▶ _REQUIRED TASK_
Scan the listing below for the word "Enumerate" and state how many lines hold it. Write nothing but the number.

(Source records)
★ ★ ★

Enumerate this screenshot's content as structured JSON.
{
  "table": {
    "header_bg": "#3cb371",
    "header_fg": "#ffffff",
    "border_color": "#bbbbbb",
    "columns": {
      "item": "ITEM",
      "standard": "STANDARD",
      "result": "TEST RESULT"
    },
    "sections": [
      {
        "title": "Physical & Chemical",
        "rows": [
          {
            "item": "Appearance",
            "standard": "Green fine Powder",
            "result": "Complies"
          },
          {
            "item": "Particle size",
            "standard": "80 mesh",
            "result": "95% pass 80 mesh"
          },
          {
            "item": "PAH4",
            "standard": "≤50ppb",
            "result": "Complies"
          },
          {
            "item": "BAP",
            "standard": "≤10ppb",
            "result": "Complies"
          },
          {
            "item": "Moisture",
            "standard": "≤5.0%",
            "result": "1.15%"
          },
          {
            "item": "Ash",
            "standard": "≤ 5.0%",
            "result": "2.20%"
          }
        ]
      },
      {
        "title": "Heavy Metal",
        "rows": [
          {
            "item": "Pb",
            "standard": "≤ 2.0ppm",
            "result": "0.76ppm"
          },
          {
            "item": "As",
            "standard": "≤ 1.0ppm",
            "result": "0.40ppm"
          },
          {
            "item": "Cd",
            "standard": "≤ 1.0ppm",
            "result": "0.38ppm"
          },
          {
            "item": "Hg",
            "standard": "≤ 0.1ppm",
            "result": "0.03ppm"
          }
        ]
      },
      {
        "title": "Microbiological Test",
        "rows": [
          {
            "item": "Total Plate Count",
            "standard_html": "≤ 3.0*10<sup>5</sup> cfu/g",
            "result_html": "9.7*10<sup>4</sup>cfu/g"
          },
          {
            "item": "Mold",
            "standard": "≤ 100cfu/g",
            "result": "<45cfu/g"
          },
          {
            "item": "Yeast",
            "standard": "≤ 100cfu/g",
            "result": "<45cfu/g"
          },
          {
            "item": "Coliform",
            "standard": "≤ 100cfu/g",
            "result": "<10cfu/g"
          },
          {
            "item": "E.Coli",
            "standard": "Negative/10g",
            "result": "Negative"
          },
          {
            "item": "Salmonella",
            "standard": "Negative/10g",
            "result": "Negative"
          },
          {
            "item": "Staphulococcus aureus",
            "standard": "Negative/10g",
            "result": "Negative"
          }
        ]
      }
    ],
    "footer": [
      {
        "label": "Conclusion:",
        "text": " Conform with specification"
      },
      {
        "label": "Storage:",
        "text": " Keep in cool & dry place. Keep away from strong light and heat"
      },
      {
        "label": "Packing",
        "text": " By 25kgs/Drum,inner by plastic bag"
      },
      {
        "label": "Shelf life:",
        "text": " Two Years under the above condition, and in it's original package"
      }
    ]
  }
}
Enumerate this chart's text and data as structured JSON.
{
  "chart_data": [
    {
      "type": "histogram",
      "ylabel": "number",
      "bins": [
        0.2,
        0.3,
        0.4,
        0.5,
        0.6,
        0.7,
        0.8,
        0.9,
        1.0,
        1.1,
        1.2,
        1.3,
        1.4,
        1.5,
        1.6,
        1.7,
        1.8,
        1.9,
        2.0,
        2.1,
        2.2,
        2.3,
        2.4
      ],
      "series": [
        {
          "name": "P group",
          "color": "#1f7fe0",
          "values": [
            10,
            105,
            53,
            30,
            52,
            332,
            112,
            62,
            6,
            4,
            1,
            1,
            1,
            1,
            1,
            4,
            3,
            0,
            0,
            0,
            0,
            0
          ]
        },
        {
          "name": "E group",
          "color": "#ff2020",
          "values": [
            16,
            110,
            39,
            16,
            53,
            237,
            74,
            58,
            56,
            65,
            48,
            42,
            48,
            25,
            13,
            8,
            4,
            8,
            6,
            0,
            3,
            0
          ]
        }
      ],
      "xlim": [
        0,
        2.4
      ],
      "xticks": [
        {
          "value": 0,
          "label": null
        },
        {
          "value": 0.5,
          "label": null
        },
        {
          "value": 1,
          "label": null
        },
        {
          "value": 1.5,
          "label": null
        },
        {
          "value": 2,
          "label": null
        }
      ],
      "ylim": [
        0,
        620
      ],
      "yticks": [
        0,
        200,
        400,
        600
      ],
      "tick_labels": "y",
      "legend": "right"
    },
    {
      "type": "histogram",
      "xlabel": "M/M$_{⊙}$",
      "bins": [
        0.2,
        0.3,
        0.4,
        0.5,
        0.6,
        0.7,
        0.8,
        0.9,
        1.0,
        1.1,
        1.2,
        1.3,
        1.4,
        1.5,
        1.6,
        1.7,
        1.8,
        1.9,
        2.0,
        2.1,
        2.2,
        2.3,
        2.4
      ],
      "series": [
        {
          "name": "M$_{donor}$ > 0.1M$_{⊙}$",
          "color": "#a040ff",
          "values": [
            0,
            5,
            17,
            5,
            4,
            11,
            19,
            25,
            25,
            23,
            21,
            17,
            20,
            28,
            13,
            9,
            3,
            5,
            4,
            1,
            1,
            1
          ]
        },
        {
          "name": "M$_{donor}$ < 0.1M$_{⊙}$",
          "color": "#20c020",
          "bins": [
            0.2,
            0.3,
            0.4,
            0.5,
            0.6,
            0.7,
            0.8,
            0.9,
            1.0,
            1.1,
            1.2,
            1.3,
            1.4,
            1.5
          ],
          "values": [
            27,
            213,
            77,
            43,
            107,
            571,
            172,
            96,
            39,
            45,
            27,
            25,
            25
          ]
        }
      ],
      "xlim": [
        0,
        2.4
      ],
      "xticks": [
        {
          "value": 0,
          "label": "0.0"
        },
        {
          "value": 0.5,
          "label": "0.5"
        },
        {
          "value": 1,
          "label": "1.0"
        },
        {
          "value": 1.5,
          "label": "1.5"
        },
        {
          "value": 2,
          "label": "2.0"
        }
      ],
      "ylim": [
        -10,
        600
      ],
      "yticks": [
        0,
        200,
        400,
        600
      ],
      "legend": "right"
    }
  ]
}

★ ★ ★

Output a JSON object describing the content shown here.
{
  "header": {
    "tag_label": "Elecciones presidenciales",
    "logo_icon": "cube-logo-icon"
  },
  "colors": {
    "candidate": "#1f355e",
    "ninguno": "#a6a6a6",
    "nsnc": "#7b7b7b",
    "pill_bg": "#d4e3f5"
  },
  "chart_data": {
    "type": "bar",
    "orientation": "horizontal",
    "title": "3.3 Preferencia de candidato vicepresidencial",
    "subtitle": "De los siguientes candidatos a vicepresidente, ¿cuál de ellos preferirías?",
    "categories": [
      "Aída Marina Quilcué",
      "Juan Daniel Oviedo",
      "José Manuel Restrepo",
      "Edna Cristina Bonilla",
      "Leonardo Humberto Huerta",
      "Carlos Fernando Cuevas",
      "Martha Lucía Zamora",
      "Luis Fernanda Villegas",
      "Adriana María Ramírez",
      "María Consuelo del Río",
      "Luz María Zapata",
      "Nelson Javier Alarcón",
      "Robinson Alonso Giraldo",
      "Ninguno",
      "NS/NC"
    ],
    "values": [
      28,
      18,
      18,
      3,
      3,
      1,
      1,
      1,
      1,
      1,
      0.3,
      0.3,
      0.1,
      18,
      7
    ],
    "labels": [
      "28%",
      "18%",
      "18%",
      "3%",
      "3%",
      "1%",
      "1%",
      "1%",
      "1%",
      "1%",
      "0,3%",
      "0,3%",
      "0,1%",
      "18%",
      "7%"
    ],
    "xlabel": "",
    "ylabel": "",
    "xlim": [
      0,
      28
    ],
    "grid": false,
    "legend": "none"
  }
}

★ ★ ★

▶ _RESPONSE TO THE EXERCISE_
2